--- START OF ENTRIES SHOWN ---

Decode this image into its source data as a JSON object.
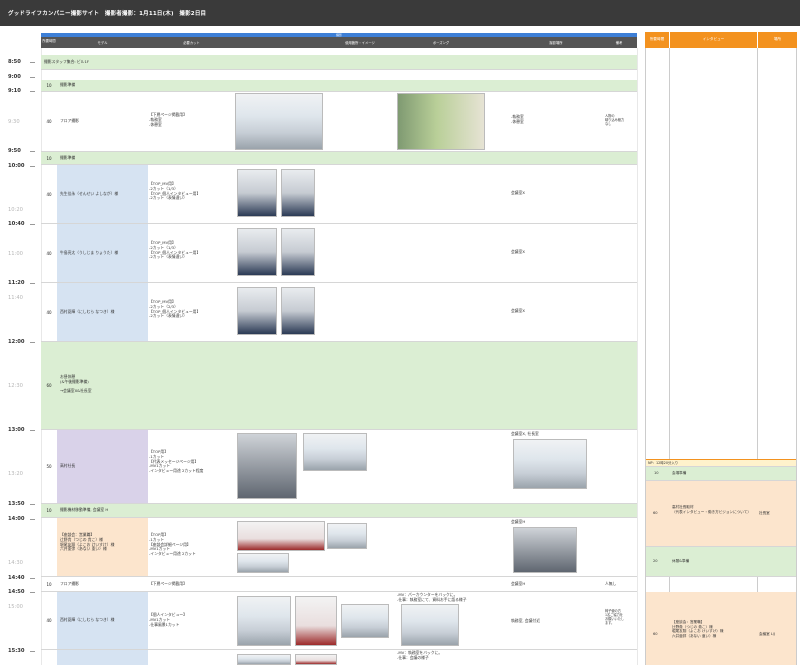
{
  "app": {
    "title": "グッドライフカンパニー撮影サイト　撮影者撮影：1月11日(木)　撮影2日目"
  },
  "schedule_header": {
    "group_label": "撮影",
    "columns": [
      "所要時間",
      "モデル",
      "必要カット",
      "使用箇所・イメージ",
      "ポーズング",
      "撮影場所",
      "備考"
    ]
  },
  "right_header": {
    "columns": [
      "所要時間",
      "インタビュー",
      "場所"
    ]
  },
  "timeline": [
    {
      "label": "8:50",
      "ghost": false
    },
    {
      "label": "9:00",
      "ghost": false
    },
    {
      "label": "9:10",
      "ghost": false
    },
    {
      "label": "9:30",
      "ghost": true
    },
    {
      "label": "9:50",
      "ghost": false
    },
    {
      "label": "10:00",
      "ghost": false
    },
    {
      "label": "10:20",
      "ghost": true
    },
    {
      "label": "10:40",
      "ghost": false
    },
    {
      "label": "11:00",
      "ghost": true
    },
    {
      "label": "11:20",
      "ghost": false
    },
    {
      "label": "11:40",
      "ghost": true
    },
    {
      "label": "12:00",
      "ghost": false
    },
    {
      "label": "12:30",
      "ghost": true
    },
    {
      "label": "13:00",
      "ghost": false
    },
    {
      "label": "13:20",
      "ghost": true
    },
    {
      "label": "13:50",
      "ghost": false
    },
    {
      "label": "14:00",
      "ghost": false
    },
    {
      "label": "14:30",
      "ghost": true
    },
    {
      "label": "14:40",
      "ghost": false
    },
    {
      "label": "14:50",
      "ghost": false
    },
    {
      "label": "15:00",
      "ghost": true
    },
    {
      "label": "15:30",
      "ghost": false
    }
  ],
  "rows": [
    {
      "duration": "",
      "model": "撮影スタッフ集合: ビル1F",
      "cuts": "",
      "location": "",
      "notes": ""
    },
    {
      "duration": "10",
      "model": "撮影準備",
      "cuts": "",
      "location": "",
      "notes": ""
    },
    {
      "duration": "40",
      "model": "フロア撮影",
      "cuts": "【下層ページ掲載用】\n-執務室\n-休憩室",
      "location": "-執務室\n-休憩室",
      "notes": "人物の\n映り込み極力\nなし"
    },
    {
      "duration": "10",
      "model": "撮影準備",
      "cuts": "",
      "location": "",
      "notes": ""
    },
    {
      "duration": "40",
      "model": "先生佳永（せんせい よしなが）様",
      "cuts": "【TOP_MV用】\n-2カット（1/3）\n【TOP_個人インタビュー用】\n-2カット（表情違い）",
      "location": "会議室X",
      "notes": ""
    },
    {
      "duration": "40",
      "model": "牛島亮太（うしじま りょうた）様",
      "cuts": "【TOP_MV用】\n-2カット（1/3）\n【TOP_個人インタビュー用】\n-2カット（表情違い）",
      "location": "会議室X",
      "notes": ""
    },
    {
      "duration": "40",
      "model": "西村夏輝（にしむら なつき）様",
      "cuts": "【TOP_MV用】\n-2カット（2/3）\n【TOP_個人インタビュー用】\n-2カット（表情違い）",
      "location": "会議室X",
      "notes": ""
    },
    {
      "duration": "60",
      "model": "お昼休憩\n(&午後撮影準備)\n\n→会議室X&社長室",
      "cuts": "",
      "location": "",
      "notes": ""
    },
    {
      "duration": "50",
      "model": "高村社長",
      "cuts": "【TOP用】\n-1カット\n【代表メッセージページ用】\n-MV1カット\n-インタビュー用途 2カット程度",
      "location": "会議室X, 社長室",
      "notes": ""
    },
    {
      "duration": "10",
      "model": "撮影機材移動準備, 会議室 H",
      "cuts": "",
      "location": "",
      "notes": ""
    },
    {
      "duration": "",
      "model": "【座談会：営業職】\n辻野貴（つじの 貴こ）様\n堀尾友翔（よこお けいすけ）様\n六井亜弥（あない 亜い）様",
      "cuts": "【TOP用】\n-1カット\n【座談会詳細ページ用】\n-MV1カット\n-インタビュー用途 2カット",
      "location": "会議室H",
      "notes": ""
    },
    {
      "duration": "10",
      "model": "フロア撮影",
      "cuts": "【下層ページ掲載用】",
      "location": "会議室H",
      "notes": "人無し"
    },
    {
      "duration": "40",
      "model": "西村夏輝（にしむら なつき）様",
      "cuts": "【個人インタビュー】\n-MV1カット\n-仕事風景1カット",
      "location": "執務室, 会議付近",
      "notes": "椅子使の方\n1名ご協力を\nお願いいたし\nます。",
      "pose": "-MV：パーカウンターをバックに。\n-仕事：執務室にて、資料お手に語る様子"
    },
    {
      "duration": "",
      "model": "",
      "cuts": "",
      "location": "",
      "notes": "",
      "pose": "-MV：執務室をバックに。\n-仕事：会議の様子"
    }
  ],
  "right_rows": [
    {
      "duration": "NP：12時20分入り",
      "interview": "",
      "place": ""
    },
    {
      "duration": "10",
      "interview": "会場準備",
      "place": ""
    },
    {
      "duration": "60",
      "interview": "高村社長取材\n（代表インタビュー・働き方ビジョンについて）",
      "place": "社長室"
    },
    {
      "duration": "20",
      "interview": "休憩&準備",
      "place": ""
    },
    {
      "duration": "60",
      "interview": "【座談会：営業職】\n辻野貴（つじの 貴こ）様\n堀尾友翔（よこお けいすけ）様\n六井亜弥（あない 亜い）様",
      "place": "会議室 L/J"
    }
  ],
  "colors": {
    "topbar": "#3a3a3a",
    "header_blue": "#3d7fd6",
    "header_gray": "#555555",
    "header_orange": "#f3921f",
    "row_green": "#dbeed3",
    "model_blue": "#d6e3f2",
    "model_purple": "#d9d2e9",
    "model_peach": "#fce5cd"
  }
}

--- END OF ENTRIES SHOWN ---

• WRITTEN INSTRUCTION: Copy every line in the records above that contains the word "n辻野貴".

• RESULT BELOW:
      "model": "【座談会：営業職】\n辻野貴（つじの 貴こ）様\n堀尾友翔（よこお けいすけ）様\n六井亜弥（あない 亜い）様",
      "interview": "【座談会：営業職】\n辻野貴（つじの 貴こ）様\n堀尾友翔（よこお けいすけ）様\n六井亜弥（あない 亜い）様",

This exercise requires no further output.